[What is needed] Below are records to transcribe exactly, without their pictures.

[Listed records]

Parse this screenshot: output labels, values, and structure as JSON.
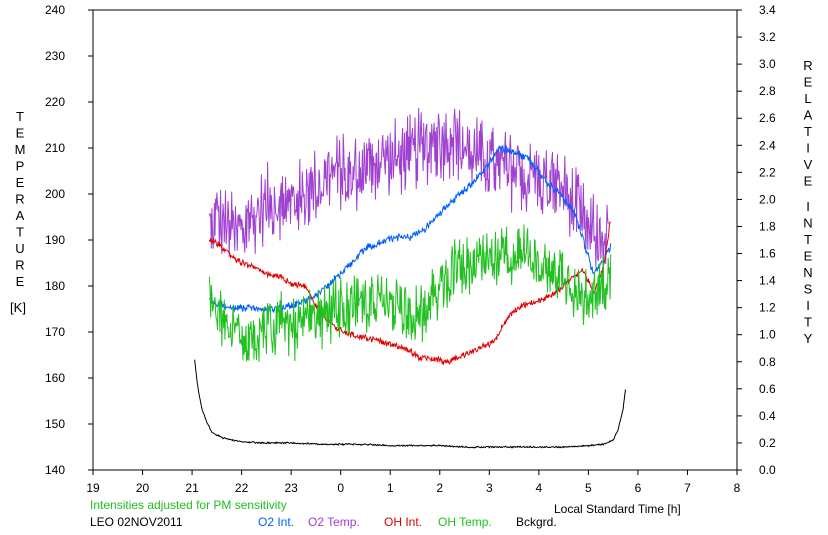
{
  "chart_data": {
    "type": "line",
    "station": "LEO 02NOV2011",
    "note": "Intensities adjusted for PM sensitivity",
    "xlabel": "Local Standard Time [h]",
    "ylabel_left": "TEMPERATURE",
    "ylabel_left_unit": "[K]",
    "ylabel_right_1": "RELATIVE",
    "ylabel_right_2": "INTENSITY",
    "x_ticks": [
      "19",
      "20",
      "21",
      "22",
      "23",
      "0",
      "1",
      "2",
      "3",
      "4",
      "5",
      "6",
      "7",
      "8"
    ],
    "y_left_ticks": [
      "140",
      "150",
      "160",
      "170",
      "180",
      "190",
      "200",
      "210",
      "220",
      "230",
      "240"
    ],
    "y_right_ticks": [
      "0.0",
      "0.2",
      "0.4",
      "0.6",
      "0.8",
      "1.0",
      "1.2",
      "1.4",
      "1.6",
      "1.8",
      "2.0",
      "2.2",
      "2.4",
      "2.6",
      "2.8",
      "3.0",
      "3.2",
      "3.4"
    ],
    "xlim": [
      19,
      32
    ],
    "ylim_left": [
      140,
      240
    ],
    "ylim_right": [
      0,
      3.4
    ],
    "grid": false,
    "legend": [
      {
        "label": "O2 Int.",
        "color": "#0060ff"
      },
      {
        "label": "O2 Temp.",
        "color": "#a040d0"
      },
      {
        "label": "OH Int.",
        "color": "#e00000"
      },
      {
        "label": "OH Temp.",
        "color": "#20c020"
      },
      {
        "label": "Bckgrd.",
        "color": "#000000"
      }
    ],
    "series": [
      {
        "name": "O2 Temp.",
        "axis": "left",
        "color": "#a040d0",
        "amp": 9,
        "x": [
          21.35,
          21.5,
          21.8,
          22,
          22.3,
          22.5,
          22.7,
          23,
          23.3,
          23.6,
          23.9,
          24.2,
          24.5,
          24.8,
          25,
          25.3,
          25.6,
          25.9,
          26.2,
          26.5,
          26.8,
          27.1,
          27.4,
          27.7,
          28,
          28.3,
          28.6,
          28.9,
          29.2,
          29.4
        ],
        "y": [
          193,
          195,
          192,
          191,
          196,
          198,
          199,
          198,
          200,
          203,
          205,
          204,
          206,
          207,
          208,
          208,
          210,
          211,
          212,
          210,
          208,
          206,
          205,
          204,
          203,
          202,
          200,
          194,
          190,
          190
        ]
      },
      {
        "name": "O2 Int.",
        "axis": "right",
        "color": "#0060ff",
        "amp": 0.03,
        "x": [
          21.35,
          21.6,
          21.9,
          22.2,
          22.5,
          22.8,
          23,
          23.3,
          23.6,
          23.9,
          24.2,
          24.5,
          24.8,
          25.1,
          25.4,
          25.7,
          26,
          26.3,
          26.6,
          26.9,
          27.2,
          27.5,
          27.8,
          28.1,
          28.4,
          28.7,
          28.9,
          29.1,
          29.3,
          29.45
        ],
        "y": [
          1.25,
          1.22,
          1.2,
          1.2,
          1.18,
          1.2,
          1.22,
          1.25,
          1.32,
          1.42,
          1.52,
          1.64,
          1.68,
          1.72,
          1.72,
          1.78,
          1.9,
          2.0,
          2.1,
          2.22,
          2.38,
          2.35,
          2.3,
          2.15,
          2.05,
          1.92,
          1.7,
          1.45,
          1.55,
          1.65
        ]
      },
      {
        "name": "OH Int.",
        "axis": "right",
        "color": "#e00000",
        "amp": 0.025,
        "x": [
          21.35,
          21.6,
          21.9,
          22.2,
          22.5,
          22.8,
          23,
          23.3,
          23.6,
          23.9,
          24.2,
          24.5,
          24.8,
          25.1,
          25.4,
          25.6,
          25.9,
          26.2,
          26.5,
          26.8,
          27.1,
          27.4,
          27.7,
          28,
          28.3,
          28.6,
          28.9,
          29.1,
          29.3,
          29.45
        ],
        "y": [
          1.7,
          1.65,
          1.55,
          1.5,
          1.45,
          1.42,
          1.38,
          1.35,
          1.15,
          1.05,
          1.0,
          0.98,
          0.95,
          0.92,
          0.88,
          0.83,
          0.82,
          0.8,
          0.85,
          0.9,
          0.95,
          1.15,
          1.22,
          1.25,
          1.3,
          1.4,
          1.48,
          1.3,
          1.5,
          1.85
        ]
      },
      {
        "name": "OH Temp.",
        "axis": "left",
        "color": "#20c020",
        "amp": 7,
        "x": [
          21.35,
          21.6,
          21.9,
          22.2,
          22.5,
          22.8,
          23,
          23.3,
          23.6,
          23.9,
          24.2,
          24.5,
          24.8,
          25.1,
          25.4,
          25.6,
          25.9,
          26.2,
          26.5,
          26.8,
          27.1,
          27.4,
          27.7,
          28,
          28.3,
          28.6,
          28.9,
          29.1,
          29.3,
          29.45
        ],
        "y": [
          177,
          172,
          170,
          169,
          171,
          172,
          170,
          172,
          173,
          175,
          175,
          176,
          176,
          177,
          175,
          173,
          178,
          183,
          184,
          184,
          185,
          187,
          188,
          186,
          184,
          180,
          177,
          177,
          180,
          181
        ]
      },
      {
        "name": "Bckgrd.",
        "axis": "right",
        "color": "#000000",
        "amp": 0.006,
        "x": [
          21.05,
          21.12,
          21.2,
          21.3,
          21.4,
          21.6,
          21.8,
          22,
          22.4,
          23,
          23.6,
          24,
          24.5,
          25,
          25.5,
          26,
          26.5,
          27,
          27.5,
          28,
          28.5,
          29,
          29.3,
          29.5,
          29.6,
          29.7,
          29.75
        ],
        "y": [
          0.82,
          0.6,
          0.45,
          0.35,
          0.28,
          0.24,
          0.22,
          0.21,
          0.2,
          0.2,
          0.19,
          0.19,
          0.19,
          0.18,
          0.18,
          0.18,
          0.17,
          0.17,
          0.17,
          0.17,
          0.17,
          0.18,
          0.19,
          0.22,
          0.3,
          0.45,
          0.6
        ]
      }
    ]
  }
}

[Expected output]
Parse this screenshot: output labels, values, and structure as JSON.
{
  "chart_data": {
    "type": "line",
    "station": "LEO 02NOV2011",
    "note": "Intensities adjusted for PM sensitivity",
    "xlabel": "Local Standard Time [h]",
    "ylabel_left": "TEMPERATURE",
    "ylabel_left_unit": "[K]",
    "ylabel_right_1": "RELATIVE",
    "ylabel_right_2": "INTENSITY",
    "x_ticks": [
      "19",
      "20",
      "21",
      "22",
      "23",
      "0",
      "1",
      "2",
      "3",
      "4",
      "5",
      "6",
      "7",
      "8"
    ],
    "y_left_ticks": [
      "140",
      "150",
      "160",
      "170",
      "180",
      "190",
      "200",
      "210",
      "220",
      "230",
      "240"
    ],
    "y_right_ticks": [
      "0.0",
      "0.2",
      "0.4",
      "0.6",
      "0.8",
      "1.0",
      "1.2",
      "1.4",
      "1.6",
      "1.8",
      "2.0",
      "2.2",
      "2.4",
      "2.6",
      "2.8",
      "3.0",
      "3.2",
      "3.4"
    ],
    "xlim": [
      19,
      32
    ],
    "ylim_left": [
      140,
      240
    ],
    "ylim_right": [
      0,
      3.4
    ],
    "grid": false,
    "legend": [
      {
        "label": "O2 Int.",
        "color": "#0060ff"
      },
      {
        "label": "O2 Temp.",
        "color": "#a040d0"
      },
      {
        "label": "OH Int.",
        "color": "#e00000"
      },
      {
        "label": "OH Temp.",
        "color": "#20c020"
      },
      {
        "label": "Bckgrd.",
        "color": "#000000"
      }
    ],
    "series": [
      {
        "name": "O2 Temp.",
        "axis": "left",
        "color": "#a040d0",
        "amp": 9,
        "x": [
          21.35,
          21.5,
          21.8,
          22,
          22.3,
          22.5,
          22.7,
          23,
          23.3,
          23.6,
          23.9,
          24.2,
          24.5,
          24.8,
          25,
          25.3,
          25.6,
          25.9,
          26.2,
          26.5,
          26.8,
          27.1,
          27.4,
          27.7,
          28,
          28.3,
          28.6,
          28.9,
          29.2,
          29.4
        ],
        "y": [
          193,
          195,
          192,
          191,
          196,
          198,
          199,
          198,
          200,
          203,
          205,
          204,
          206,
          207,
          208,
          208,
          210,
          211,
          212,
          210,
          208,
          206,
          205,
          204,
          203,
          202,
          200,
          194,
          190,
          190
        ]
      },
      {
        "name": "O2 Int.",
        "axis": "right",
        "color": "#0060ff",
        "amp": 0.03,
        "x": [
          21.35,
          21.6,
          21.9,
          22.2,
          22.5,
          22.8,
          23,
          23.3,
          23.6,
          23.9,
          24.2,
          24.5,
          24.8,
          25.1,
          25.4,
          25.7,
          26,
          26.3,
          26.6,
          26.9,
          27.2,
          27.5,
          27.8,
          28.1,
          28.4,
          28.7,
          28.9,
          29.1,
          29.3,
          29.45
        ],
        "y": [
          1.25,
          1.22,
          1.2,
          1.2,
          1.18,
          1.2,
          1.22,
          1.25,
          1.32,
          1.42,
          1.52,
          1.64,
          1.68,
          1.72,
          1.72,
          1.78,
          1.9,
          2.0,
          2.1,
          2.22,
          2.38,
          2.35,
          2.3,
          2.15,
          2.05,
          1.92,
          1.7,
          1.45,
          1.55,
          1.65
        ]
      },
      {
        "name": "OH Int.",
        "axis": "right",
        "color": "#e00000",
        "amp": 0.025,
        "x": [
          21.35,
          21.6,
          21.9,
          22.2,
          22.5,
          22.8,
          23,
          23.3,
          23.6,
          23.9,
          24.2,
          24.5,
          24.8,
          25.1,
          25.4,
          25.6,
          25.9,
          26.2,
          26.5,
          26.8,
          27.1,
          27.4,
          27.7,
          28,
          28.3,
          28.6,
          28.9,
          29.1,
          29.3,
          29.45
        ],
        "y": [
          1.7,
          1.65,
          1.55,
          1.5,
          1.45,
          1.42,
          1.38,
          1.35,
          1.15,
          1.05,
          1.0,
          0.98,
          0.95,
          0.92,
          0.88,
          0.83,
          0.82,
          0.8,
          0.85,
          0.9,
          0.95,
          1.15,
          1.22,
          1.25,
          1.3,
          1.4,
          1.48,
          1.3,
          1.5,
          1.85
        ]
      },
      {
        "name": "OH Temp.",
        "axis": "left",
        "color": "#20c020",
        "amp": 7,
        "x": [
          21.35,
          21.6,
          21.9,
          22.2,
          22.5,
          22.8,
          23,
          23.3,
          23.6,
          23.9,
          24.2,
          24.5,
          24.8,
          25.1,
          25.4,
          25.6,
          25.9,
          26.2,
          26.5,
          26.8,
          27.1,
          27.4,
          27.7,
          28,
          28.3,
          28.6,
          28.9,
          29.1,
          29.3,
          29.45
        ],
        "y": [
          177,
          172,
          170,
          169,
          171,
          172,
          170,
          172,
          173,
          175,
          175,
          176,
          176,
          177,
          175,
          173,
          178,
          183,
          184,
          184,
          185,
          187,
          188,
          186,
          184,
          180,
          177,
          177,
          180,
          181
        ]
      },
      {
        "name": "Bckgrd.",
        "axis": "right",
        "color": "#000000",
        "amp": 0.006,
        "x": [
          21.05,
          21.12,
          21.2,
          21.3,
          21.4,
          21.6,
          21.8,
          22,
          22.4,
          23,
          23.6,
          24,
          24.5,
          25,
          25.5,
          26,
          26.5,
          27,
          27.5,
          28,
          28.5,
          29,
          29.3,
          29.5,
          29.6,
          29.7,
          29.75
        ],
        "y": [
          0.82,
          0.6,
          0.45,
          0.35,
          0.28,
          0.24,
          0.22,
          0.21,
          0.2,
          0.2,
          0.19,
          0.19,
          0.19,
          0.18,
          0.18,
          0.18,
          0.17,
          0.17,
          0.17,
          0.17,
          0.17,
          0.18,
          0.19,
          0.22,
          0.3,
          0.45,
          0.6
        ]
      }
    ]
  }
}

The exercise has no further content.